§ **REQUIREMENTS**
a - Reproduce the stretch of the Utah DUI text below from "Salt Lake City" through "a DUI charge.".
b - Answer the following from the Utah DUI text below:
(i) What BAC level is given for motorists over the age of 21?
(ii) Which penalties does it list as punishments for a DUI?
(iii) What minimum BAC level for arrest applies to commercial vehicle drivers?

Salt Lake City DUI Defense Lawyer – Arnold & Wadsworth

Utah DUI Lawyers

If a motorist is found to have been operating a motor vehicle under the influence of alcohol or drugs, they will be arrested and charged with DUI (driving under the influence). A DUI is a serious crime, punishable by multiple penalties, which include jail time, community service and the suspension of the motorist’s driver’s license.

There are a few ways in which a motorist may be charged with DUI. The first is by having a blood alcohol content level (BAC) of .08 percent or higher if the motorist is over the age of 21. For commercial vehicle drivers, the minimum BAC level needed for arrest is .04 and for minors (persons under 21 years of age), the state of Utah imposes a ZERO TOLERANCE policy, meaning any viable amount of alcohol or drug consumption is enough to merit a DUI charge.

§ **DATA EXTRACT**

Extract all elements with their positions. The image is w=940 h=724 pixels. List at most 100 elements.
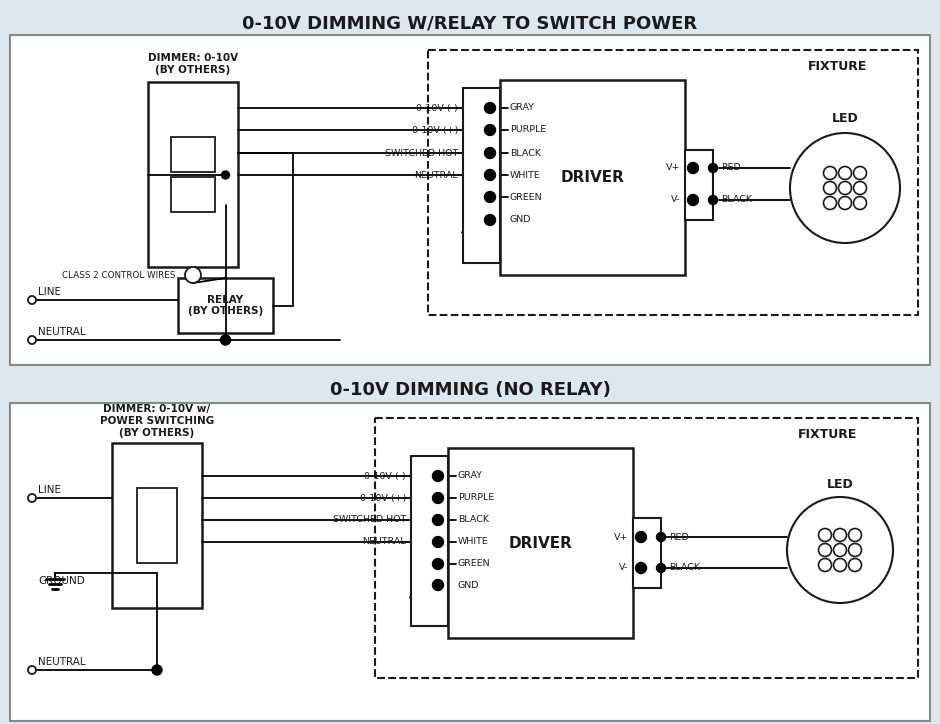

§ **OUTPUTS FOR THE TASKS**
a -
Salt Lake City DUI Defense Lawyer – Arnold & Wadsworth

Utah DUI Lawyers

If a motorist is found to have been operating a motor vehicle under the influence of alcohol or drugs, they will be arrested and charged with DUI (driving under the influence). A DUI is a serious crime, punishable by multiple penalties, which include jail time, community service and the suspension of the motorist’s driver’s license.

There are a few ways in which a motorist may be charged with DUI. The first is by having a blood alcohol content level (BAC) of .08 percent or higher if the motorist is over the age of 21. For commercial vehicle drivers, the minimum BAC level needed for arrest is .04 and for minors (persons under 21 years of age), the state of Utah imposes a ZERO TOLERANCE policy, meaning any viable amount of alcohol or drug consumption is enough to merit a DUI charge.

b -
(i) .08 percent or higher
(ii) Jail time, community service and the suspension of the motorist's driver's license
(iii) .04